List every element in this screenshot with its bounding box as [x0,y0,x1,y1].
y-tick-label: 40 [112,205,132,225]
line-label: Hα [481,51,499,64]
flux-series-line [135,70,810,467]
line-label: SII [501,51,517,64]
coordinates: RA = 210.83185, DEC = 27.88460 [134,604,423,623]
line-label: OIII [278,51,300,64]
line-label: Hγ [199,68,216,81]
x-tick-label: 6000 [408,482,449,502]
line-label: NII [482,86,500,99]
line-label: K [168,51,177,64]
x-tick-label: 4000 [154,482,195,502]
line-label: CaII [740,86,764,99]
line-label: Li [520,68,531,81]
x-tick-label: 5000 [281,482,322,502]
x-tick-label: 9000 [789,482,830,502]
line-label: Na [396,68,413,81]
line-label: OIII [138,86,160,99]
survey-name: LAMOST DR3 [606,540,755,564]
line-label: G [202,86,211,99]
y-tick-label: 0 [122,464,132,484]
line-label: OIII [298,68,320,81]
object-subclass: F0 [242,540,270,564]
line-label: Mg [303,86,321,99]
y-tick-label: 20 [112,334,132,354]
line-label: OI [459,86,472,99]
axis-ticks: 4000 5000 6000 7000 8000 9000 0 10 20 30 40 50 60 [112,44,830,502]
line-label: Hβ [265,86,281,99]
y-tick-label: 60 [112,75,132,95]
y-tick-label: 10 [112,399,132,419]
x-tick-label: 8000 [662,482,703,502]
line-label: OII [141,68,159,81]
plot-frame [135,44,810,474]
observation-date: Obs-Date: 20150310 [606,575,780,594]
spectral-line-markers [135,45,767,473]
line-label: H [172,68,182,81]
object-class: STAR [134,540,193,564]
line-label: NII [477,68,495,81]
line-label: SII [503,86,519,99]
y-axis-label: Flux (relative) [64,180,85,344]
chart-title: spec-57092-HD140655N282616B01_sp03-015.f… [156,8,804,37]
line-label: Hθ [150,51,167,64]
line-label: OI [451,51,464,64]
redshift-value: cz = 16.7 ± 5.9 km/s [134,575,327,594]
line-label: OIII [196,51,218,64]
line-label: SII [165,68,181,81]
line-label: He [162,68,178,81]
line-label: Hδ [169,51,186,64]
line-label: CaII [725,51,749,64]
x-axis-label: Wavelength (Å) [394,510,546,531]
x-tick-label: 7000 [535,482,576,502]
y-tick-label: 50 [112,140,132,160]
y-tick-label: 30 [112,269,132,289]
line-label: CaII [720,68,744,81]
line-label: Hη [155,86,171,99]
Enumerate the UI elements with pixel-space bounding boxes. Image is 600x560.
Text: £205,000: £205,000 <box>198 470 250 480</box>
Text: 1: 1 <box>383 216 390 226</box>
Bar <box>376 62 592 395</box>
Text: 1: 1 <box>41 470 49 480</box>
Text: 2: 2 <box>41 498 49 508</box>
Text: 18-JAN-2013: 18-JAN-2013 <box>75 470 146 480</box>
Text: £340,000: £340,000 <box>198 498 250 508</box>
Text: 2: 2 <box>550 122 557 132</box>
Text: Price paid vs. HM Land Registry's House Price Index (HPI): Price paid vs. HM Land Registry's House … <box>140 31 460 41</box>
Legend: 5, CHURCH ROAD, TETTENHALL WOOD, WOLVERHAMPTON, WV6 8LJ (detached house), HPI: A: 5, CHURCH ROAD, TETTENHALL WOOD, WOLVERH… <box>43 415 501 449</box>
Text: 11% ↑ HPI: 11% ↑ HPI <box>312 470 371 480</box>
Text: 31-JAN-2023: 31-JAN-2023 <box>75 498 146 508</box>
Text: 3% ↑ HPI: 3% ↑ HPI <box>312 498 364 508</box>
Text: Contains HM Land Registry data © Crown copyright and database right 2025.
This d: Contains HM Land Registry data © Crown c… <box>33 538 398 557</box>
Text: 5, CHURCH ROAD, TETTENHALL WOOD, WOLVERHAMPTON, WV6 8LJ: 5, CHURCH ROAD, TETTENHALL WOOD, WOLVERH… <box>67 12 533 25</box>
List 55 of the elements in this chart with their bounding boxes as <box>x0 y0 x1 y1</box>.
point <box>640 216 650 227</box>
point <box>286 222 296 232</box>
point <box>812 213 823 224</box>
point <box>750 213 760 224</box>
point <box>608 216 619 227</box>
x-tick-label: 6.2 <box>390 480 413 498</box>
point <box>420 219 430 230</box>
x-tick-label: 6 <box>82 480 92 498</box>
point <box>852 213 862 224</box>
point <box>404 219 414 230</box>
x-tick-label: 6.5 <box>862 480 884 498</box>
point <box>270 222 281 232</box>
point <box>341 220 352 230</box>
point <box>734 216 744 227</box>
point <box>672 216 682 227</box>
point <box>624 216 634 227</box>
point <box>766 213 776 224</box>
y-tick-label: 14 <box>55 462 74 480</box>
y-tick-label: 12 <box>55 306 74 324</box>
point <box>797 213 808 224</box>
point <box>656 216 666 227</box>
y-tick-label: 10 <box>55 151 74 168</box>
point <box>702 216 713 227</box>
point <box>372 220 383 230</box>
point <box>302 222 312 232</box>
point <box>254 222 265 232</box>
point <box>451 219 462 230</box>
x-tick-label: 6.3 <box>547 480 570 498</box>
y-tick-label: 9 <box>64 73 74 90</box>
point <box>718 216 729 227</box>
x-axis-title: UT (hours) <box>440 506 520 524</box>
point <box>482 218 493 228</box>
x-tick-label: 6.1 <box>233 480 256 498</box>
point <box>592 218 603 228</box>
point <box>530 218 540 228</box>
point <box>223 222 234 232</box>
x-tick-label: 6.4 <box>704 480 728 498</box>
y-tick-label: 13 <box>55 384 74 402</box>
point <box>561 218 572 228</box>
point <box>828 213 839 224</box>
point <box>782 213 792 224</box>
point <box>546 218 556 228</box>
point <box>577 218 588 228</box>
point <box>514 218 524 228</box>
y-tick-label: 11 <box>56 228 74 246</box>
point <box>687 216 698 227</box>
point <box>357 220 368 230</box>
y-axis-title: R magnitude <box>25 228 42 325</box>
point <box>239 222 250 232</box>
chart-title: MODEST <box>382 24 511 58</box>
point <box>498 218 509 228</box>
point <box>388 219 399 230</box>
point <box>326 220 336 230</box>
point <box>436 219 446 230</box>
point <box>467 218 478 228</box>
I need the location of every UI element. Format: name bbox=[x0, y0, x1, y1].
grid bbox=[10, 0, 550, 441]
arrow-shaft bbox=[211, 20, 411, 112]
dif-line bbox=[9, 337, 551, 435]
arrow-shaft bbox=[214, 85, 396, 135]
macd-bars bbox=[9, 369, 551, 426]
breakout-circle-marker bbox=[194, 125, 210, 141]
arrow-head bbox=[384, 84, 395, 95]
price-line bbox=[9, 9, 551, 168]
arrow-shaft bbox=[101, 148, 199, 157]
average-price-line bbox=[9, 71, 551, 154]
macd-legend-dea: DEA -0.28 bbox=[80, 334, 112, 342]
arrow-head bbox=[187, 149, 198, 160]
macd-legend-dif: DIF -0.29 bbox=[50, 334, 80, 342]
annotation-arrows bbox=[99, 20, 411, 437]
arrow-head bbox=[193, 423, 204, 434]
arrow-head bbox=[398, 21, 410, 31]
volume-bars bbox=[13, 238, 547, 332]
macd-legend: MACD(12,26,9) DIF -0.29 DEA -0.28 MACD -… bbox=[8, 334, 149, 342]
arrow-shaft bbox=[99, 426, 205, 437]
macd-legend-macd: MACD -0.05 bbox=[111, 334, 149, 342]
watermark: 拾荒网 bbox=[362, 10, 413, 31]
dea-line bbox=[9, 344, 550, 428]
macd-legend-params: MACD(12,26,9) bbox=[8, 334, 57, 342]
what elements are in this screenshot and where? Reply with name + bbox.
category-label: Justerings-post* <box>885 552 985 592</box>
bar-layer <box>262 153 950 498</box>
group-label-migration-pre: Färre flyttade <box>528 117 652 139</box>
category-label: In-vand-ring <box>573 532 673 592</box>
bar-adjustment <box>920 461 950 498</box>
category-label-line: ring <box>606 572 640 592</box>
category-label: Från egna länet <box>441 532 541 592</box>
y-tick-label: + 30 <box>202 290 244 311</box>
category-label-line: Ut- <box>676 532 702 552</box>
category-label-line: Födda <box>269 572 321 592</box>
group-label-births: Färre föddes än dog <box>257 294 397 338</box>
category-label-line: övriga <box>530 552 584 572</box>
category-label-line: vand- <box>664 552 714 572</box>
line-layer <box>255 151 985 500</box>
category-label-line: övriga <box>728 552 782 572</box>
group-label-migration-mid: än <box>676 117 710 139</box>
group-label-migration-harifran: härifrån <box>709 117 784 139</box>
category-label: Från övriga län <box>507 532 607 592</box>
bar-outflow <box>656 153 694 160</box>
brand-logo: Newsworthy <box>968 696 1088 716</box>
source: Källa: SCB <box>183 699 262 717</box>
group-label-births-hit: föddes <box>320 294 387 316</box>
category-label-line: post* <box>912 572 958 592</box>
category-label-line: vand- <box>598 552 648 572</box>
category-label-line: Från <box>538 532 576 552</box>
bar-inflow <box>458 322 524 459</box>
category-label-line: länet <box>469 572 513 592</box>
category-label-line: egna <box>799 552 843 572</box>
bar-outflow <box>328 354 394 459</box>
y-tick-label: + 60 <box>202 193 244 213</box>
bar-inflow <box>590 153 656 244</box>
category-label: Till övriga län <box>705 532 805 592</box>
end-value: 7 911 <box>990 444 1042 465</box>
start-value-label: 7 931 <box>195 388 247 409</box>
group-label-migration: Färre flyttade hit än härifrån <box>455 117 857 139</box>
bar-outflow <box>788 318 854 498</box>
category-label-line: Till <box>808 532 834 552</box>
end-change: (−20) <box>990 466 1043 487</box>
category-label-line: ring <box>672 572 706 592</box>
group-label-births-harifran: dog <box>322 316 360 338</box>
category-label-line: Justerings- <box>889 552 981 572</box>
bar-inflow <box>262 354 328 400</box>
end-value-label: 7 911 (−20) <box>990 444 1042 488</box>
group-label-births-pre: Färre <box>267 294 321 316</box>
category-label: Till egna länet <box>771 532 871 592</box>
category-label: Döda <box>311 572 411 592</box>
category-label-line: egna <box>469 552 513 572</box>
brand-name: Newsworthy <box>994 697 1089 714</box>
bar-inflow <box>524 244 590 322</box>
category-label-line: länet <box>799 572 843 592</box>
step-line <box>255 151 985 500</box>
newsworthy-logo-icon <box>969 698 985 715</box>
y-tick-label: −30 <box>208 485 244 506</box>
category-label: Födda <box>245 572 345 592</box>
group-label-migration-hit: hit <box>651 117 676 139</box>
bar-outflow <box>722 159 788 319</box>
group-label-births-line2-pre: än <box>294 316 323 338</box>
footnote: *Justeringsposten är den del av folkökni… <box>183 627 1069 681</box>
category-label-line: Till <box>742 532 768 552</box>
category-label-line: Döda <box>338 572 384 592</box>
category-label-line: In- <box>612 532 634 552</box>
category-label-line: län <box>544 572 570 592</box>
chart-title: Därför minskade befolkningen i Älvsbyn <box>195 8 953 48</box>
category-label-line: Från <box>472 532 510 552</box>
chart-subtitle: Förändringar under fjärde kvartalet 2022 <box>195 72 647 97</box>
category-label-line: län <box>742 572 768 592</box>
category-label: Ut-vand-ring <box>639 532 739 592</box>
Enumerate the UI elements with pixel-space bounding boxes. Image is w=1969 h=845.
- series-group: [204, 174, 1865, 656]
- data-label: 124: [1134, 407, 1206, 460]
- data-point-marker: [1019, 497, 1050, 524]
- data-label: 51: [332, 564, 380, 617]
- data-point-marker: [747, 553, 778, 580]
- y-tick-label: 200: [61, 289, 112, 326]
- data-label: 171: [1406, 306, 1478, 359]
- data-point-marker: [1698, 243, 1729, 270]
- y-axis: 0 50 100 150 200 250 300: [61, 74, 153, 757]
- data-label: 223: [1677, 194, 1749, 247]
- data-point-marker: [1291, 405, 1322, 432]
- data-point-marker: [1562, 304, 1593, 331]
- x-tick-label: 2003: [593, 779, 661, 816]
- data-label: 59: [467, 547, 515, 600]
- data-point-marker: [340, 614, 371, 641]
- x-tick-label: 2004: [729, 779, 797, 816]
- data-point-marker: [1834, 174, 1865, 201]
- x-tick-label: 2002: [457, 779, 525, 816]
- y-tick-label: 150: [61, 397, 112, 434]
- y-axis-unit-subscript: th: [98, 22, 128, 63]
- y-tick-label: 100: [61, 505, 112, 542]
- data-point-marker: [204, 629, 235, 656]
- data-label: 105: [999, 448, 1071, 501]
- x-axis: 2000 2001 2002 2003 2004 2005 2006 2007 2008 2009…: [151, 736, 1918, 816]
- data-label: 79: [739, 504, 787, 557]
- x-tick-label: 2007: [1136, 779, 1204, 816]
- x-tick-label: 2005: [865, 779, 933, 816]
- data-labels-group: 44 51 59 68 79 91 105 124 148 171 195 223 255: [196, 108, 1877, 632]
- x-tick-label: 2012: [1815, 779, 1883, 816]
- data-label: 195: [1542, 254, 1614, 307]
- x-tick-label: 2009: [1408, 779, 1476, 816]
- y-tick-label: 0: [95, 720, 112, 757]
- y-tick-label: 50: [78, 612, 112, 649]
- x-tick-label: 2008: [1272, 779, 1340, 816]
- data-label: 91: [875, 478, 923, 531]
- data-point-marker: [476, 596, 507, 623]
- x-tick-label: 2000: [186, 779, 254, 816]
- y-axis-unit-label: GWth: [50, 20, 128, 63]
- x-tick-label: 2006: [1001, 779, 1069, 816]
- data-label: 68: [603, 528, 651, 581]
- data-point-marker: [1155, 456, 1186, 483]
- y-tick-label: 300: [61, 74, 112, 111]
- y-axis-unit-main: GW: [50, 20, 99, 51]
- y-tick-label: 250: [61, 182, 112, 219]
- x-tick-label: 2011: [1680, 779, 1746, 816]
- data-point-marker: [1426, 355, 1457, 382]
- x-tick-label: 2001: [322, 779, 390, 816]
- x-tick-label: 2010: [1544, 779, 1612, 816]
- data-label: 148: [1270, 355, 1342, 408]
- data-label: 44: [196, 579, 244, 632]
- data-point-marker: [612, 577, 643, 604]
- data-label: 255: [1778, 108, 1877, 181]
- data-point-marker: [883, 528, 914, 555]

Problem to work on: Please copy out the listing from its first line up to and including the line with "x-tick-label: 5000 [281,482,322,502]".

Response to the exercise:
List every element in this screenshot with its bounding box as [x0,y0,x1,y1].
y-tick-label: 40 [112,205,132,225]
line-label: Hα [481,51,499,64]
flux-series-line [135,70,810,467]
line-label: SII [501,51,517,64]
coordinates: RA = 210.83185, DEC = 27.88460 [134,604,423,623]
line-label: OIII [278,51,300,64]
line-label: Hγ [199,68,216,81]
x-tick-label: 6000 [408,482,449,502]
line-label: NII [482,86,500,99]
line-label: K [168,51,177,64]
x-tick-label: 4000 [154,482,195,502]
line-label: CaII [740,86,764,99]
line-label: Li [520,68,531,81]
x-tick-label: 5000 [281,482,322,502]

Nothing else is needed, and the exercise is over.